| Direction 1 |
Summarize the conclusion on Mauss's model of the gift in two sentences.

| Quoted passage |
= = = =

Conclusion
Published online by Cambridge University Press: 10 January 2011
Summary
Marcel mauss sketched a pattern of gift giving that was deceptively simple and inexhaustibly rich: By breaking gift exchange down into the steps of giving, receiving, and reciprocating, he avoided the errors of less skilled and schooled predecessors and created a new kind of theoretical concept. Instead of developing the gift historically from ancient to modern examples, as German writers from Grimm to Bücher had done, he presented the different dimensions of a unified social institution. This model could be applied to different times and places, accommodating them and explaining them in ways that made fresh sense. Over the course of the essay, the gift looks ever more complicated as one sees it in new settings. Weddings in Polynesia, the kula in the Massim, and the potlatch in the Pacific Northwest formed a fruitful paradigm. From there Mauss moved with confident expertise to Rome and Germanic Europe and beyond to ancient India; leaving the past he returned to the Europe of his own time with his suggestive remarks about mutual obligation and social democracy. His personal experiences, politics, and contemporaries' scholarship came together in his idea of the gift.

= = = =

| Direction 2 |
Reproduce the entries verbatim from their first line through the line containing "snowfall-bar (772, 532, 807, 599)", with both ends included.

= = = =

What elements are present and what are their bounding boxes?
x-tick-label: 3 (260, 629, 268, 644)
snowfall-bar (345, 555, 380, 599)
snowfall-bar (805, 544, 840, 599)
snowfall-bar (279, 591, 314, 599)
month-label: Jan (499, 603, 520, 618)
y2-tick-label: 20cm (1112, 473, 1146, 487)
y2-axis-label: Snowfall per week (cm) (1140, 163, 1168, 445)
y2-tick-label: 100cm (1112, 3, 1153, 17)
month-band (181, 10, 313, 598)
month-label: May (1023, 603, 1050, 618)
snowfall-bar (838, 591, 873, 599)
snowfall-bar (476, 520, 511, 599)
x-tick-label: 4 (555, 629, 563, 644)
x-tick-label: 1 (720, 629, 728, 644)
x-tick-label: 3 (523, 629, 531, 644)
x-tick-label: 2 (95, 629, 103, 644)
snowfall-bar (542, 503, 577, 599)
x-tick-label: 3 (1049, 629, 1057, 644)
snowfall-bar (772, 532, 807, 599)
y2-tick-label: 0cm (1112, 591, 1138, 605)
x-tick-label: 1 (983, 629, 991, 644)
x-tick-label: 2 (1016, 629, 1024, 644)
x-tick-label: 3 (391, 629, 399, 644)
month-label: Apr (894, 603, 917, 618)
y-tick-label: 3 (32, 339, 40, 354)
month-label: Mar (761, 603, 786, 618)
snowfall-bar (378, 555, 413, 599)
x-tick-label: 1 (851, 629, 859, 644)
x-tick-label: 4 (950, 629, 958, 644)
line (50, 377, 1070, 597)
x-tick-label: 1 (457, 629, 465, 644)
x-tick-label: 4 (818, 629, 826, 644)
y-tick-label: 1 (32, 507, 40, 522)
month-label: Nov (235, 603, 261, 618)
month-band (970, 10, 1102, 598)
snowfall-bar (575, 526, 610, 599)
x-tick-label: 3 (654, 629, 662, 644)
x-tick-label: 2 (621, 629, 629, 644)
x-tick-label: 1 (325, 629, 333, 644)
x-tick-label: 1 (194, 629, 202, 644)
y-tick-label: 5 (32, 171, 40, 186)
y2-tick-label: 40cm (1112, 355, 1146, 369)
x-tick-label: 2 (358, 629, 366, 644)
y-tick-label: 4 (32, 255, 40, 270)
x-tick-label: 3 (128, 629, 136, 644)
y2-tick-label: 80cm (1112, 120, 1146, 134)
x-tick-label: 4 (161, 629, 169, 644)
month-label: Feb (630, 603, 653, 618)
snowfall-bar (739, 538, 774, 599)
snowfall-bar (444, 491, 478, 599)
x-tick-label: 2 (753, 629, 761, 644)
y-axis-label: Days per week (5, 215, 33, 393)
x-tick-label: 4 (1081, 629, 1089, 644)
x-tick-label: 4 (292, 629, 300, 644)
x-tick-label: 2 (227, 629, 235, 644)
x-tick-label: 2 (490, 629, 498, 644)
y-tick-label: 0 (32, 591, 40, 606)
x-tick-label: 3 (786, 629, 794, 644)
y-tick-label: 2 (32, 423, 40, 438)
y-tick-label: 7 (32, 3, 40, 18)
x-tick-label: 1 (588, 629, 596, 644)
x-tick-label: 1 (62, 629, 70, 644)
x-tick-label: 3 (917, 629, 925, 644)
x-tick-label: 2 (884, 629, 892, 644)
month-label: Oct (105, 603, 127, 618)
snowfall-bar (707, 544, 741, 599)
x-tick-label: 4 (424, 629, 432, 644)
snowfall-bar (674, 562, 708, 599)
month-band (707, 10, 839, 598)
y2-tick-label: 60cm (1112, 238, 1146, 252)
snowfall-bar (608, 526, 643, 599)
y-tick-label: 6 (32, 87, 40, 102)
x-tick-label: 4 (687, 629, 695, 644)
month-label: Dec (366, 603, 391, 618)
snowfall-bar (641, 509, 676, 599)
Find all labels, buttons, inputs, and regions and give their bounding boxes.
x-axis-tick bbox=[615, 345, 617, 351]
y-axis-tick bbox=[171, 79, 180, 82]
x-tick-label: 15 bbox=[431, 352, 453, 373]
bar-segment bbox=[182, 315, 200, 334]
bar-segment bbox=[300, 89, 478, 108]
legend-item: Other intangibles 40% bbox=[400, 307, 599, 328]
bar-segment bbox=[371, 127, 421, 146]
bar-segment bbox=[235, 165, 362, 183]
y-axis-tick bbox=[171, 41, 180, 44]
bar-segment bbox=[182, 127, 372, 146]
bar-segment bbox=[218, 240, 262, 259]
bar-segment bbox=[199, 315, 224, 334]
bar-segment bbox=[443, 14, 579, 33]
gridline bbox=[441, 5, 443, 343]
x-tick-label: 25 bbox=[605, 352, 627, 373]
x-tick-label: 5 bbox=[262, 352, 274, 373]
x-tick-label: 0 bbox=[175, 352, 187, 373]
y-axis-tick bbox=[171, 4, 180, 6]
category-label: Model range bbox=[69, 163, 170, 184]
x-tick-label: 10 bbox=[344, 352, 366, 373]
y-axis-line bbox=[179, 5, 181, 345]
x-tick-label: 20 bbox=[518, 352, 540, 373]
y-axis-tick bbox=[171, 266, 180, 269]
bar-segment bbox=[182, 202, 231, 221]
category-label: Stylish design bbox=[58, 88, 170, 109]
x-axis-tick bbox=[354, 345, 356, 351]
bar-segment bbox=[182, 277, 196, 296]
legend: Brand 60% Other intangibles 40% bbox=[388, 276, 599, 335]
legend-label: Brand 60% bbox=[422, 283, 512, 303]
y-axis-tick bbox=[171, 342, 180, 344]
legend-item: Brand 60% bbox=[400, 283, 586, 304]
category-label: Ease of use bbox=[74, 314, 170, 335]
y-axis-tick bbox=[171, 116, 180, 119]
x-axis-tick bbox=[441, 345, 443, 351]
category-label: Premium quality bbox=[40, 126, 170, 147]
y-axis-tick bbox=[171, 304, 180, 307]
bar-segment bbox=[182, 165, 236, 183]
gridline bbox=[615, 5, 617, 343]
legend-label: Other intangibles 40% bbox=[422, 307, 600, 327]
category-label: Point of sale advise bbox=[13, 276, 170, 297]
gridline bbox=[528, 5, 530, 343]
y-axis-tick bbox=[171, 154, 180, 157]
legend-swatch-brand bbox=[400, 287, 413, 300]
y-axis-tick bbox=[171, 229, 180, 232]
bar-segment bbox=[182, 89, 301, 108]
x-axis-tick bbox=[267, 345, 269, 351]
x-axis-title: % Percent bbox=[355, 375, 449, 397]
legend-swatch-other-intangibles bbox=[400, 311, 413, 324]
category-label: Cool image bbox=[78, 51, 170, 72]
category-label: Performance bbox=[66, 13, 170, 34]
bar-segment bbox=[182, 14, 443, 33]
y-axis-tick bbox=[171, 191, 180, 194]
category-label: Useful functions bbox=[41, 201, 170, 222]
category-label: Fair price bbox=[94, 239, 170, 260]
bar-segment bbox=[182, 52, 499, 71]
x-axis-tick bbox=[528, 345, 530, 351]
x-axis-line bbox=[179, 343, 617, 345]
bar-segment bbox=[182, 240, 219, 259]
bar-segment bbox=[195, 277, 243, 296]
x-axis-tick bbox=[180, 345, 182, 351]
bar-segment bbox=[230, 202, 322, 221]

= = = =

| Answer 1 |
Marcel Mauss broke gift exchange into giving, receiving, and reciprocating and presented these as dimensions of one social institution, rather than tracing the gift historically from ancient to modern examples as German writers from Grimm to Bücher had done. Starting from weddings in Polynesia, the kula, and the potlatch, he applied the model to Rome, Germanic Europe, ancient India, and the Europe of his own time, and his personal experiences, politics, and contemporaries' scholarship came together in his idea of the gift.

| Answer 2 |
What elements are present and what are their bounding boxes?
x-tick-label: 3 (260, 629, 268, 644)
snowfall-bar (345, 555, 380, 599)
snowfall-bar (805, 544, 840, 599)
snowfall-bar (279, 591, 314, 599)
month-label: Jan (499, 603, 520, 618)
y2-tick-label: 20cm (1112, 473, 1146, 487)
y2-axis-label: Snowfall per week (cm) (1140, 163, 1168, 445)
y2-tick-label: 100cm (1112, 3, 1153, 17)
month-band (181, 10, 313, 598)
month-label: May (1023, 603, 1050, 618)
snowfall-bar (838, 591, 873, 599)
snowfall-bar (476, 520, 511, 599)
x-tick-label: 4 (555, 629, 563, 644)
x-tick-label: 1 (720, 629, 728, 644)
x-tick-label: 3 (523, 629, 531, 644)
x-tick-label: 2 (95, 629, 103, 644)
snowfall-bar (542, 503, 577, 599)
x-tick-label: 3 (1049, 629, 1057, 644)
snowfall-bar (772, 532, 807, 599)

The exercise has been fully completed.